------ Data for this task

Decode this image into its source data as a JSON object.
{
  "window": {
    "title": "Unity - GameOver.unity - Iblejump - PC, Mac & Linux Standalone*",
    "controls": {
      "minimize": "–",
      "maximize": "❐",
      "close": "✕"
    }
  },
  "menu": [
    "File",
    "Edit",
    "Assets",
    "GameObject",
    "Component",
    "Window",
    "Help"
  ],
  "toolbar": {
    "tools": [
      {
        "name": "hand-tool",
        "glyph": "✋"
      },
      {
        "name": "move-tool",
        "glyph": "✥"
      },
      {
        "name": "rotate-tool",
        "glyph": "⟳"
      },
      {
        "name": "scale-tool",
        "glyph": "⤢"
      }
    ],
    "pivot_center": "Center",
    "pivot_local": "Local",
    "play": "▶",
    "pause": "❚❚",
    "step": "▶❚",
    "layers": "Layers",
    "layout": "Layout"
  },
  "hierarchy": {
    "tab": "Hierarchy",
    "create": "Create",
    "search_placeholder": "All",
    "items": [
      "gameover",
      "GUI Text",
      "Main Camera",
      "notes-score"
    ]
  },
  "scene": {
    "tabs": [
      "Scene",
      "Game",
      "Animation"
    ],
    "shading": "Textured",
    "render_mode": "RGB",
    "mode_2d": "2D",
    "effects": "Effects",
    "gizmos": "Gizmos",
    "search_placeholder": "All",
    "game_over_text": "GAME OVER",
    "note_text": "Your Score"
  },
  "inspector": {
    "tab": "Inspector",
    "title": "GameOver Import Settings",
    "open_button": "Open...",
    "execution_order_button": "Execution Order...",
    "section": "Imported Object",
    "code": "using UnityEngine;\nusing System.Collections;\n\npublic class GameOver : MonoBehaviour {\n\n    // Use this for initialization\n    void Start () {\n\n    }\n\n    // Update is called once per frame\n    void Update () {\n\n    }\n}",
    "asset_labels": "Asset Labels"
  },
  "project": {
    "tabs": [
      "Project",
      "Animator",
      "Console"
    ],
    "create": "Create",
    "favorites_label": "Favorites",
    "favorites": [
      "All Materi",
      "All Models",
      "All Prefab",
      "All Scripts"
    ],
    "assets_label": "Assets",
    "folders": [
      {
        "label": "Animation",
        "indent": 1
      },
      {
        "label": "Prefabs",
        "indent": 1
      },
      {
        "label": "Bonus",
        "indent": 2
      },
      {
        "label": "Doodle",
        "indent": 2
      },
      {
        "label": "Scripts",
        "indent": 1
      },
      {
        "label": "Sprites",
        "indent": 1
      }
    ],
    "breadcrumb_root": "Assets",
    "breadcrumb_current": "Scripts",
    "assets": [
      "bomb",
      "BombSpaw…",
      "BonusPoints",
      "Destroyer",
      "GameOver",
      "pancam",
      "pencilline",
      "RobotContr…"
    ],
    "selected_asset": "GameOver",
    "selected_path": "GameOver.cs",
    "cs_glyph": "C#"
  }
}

------------

Task description =
Return every record above exactly as it appears.

Response to this exercise =
Decode this image into its source data as a JSON object.
{
  "window": {
    "title": "Unity - GameOver.unity - Iblejump - PC, Mac & Linux Standalone*",
    "controls": {
      "minimize": "–",
      "maximize": "❐",
      "close": "✕"
    }
  },
  "menu": [
    "File",
    "Edit",
    "Assets",
    "GameObject",
    "Component",
    "Window",
    "Help"
  ],
  "toolbar": {
    "tools": [
      {
        "name": "hand-tool",
        "glyph": "✋"
      },
      {
        "name": "move-tool",
        "glyph": "✥"
      },
      {
        "name": "rotate-tool",
        "glyph": "⟳"
      },
      {
        "name": "scale-tool",
        "glyph": "⤢"
      }
    ],
    "pivot_center": "Center",
    "pivot_local": "Local",
    "play": "▶",
    "pause": "❚❚",
    "step": "▶❚",
    "layers": "Layers",
    "layout": "Layout"
  },
  "hierarchy": {
    "tab": "Hierarchy",
    "create": "Create",
    "search_placeholder": "All",
    "items": [
      "gameover",
      "GUI Text",
      "Main Camera",
      "notes-score"
    ]
  },
  "scene": {
    "tabs": [
      "Scene",
      "Game",
      "Animation"
    ],
    "shading": "Textured",
    "render_mode": "RGB",
    "mode_2d": "2D",
    "effects": "Effects",
    "gizmos": "Gizmos",
    "search_placeholder": "All",
    "game_over_text": "GAME OVER",
    "note_text": "Your Score"
  },
  "inspector": {
    "tab": "Inspector",
    "title": "GameOver Import Settings",
    "open_button": "Open...",
    "execution_order_button": "Execution Order...",
    "section": "Imported Object",
    "code": "using UnityEngine;\nusing System.Collections;\n\npublic class GameOver : MonoBehaviour {\n\n    // Use this for initialization\n    void Start () {\n\n    }\n\n    // Update is called once per frame\n    void Update () {\n\n    }\n}",
    "asset_labels": "Asset Labels"
  },
  "project": {
    "tabs": [
      "Project",
      "Animator",
      "Console"
    ],
    "create": "Create",
    "favorites_label": "Favorites",
    "favorites": [
      "All Materi",
      "All Models",
      "All Prefab",
      "All Scripts"
    ],
    "assets_label": "Assets",
    "folders": [
      {
        "label": "Animation",
        "indent": 1
      },
      {
        "label": "Prefabs",
        "indent": 1
      },
      {
        "label": "Bonus",
        "indent": 2
      },
      {
        "label": "Doodle",
        "indent": 2
      },
      {
        "label": "Scripts",
        "indent": 1
      },
      {
        "label": "Sprites",
        "indent": 1
      }
    ],
    "breadcrumb_root": "Assets",
    "breadcrumb_current": "Scripts",
    "assets": [
      "bomb",
      "BombSpaw…",
      "BonusPoints",
      "Destroyer",
      "GameOver",
      "pancam",
      "pencilline",
      "RobotContr…"
    ],
    "selected_asset": "GameOver",
    "selected_path": "GameOver.cs",
    "cs_glyph": "C#"
  }
}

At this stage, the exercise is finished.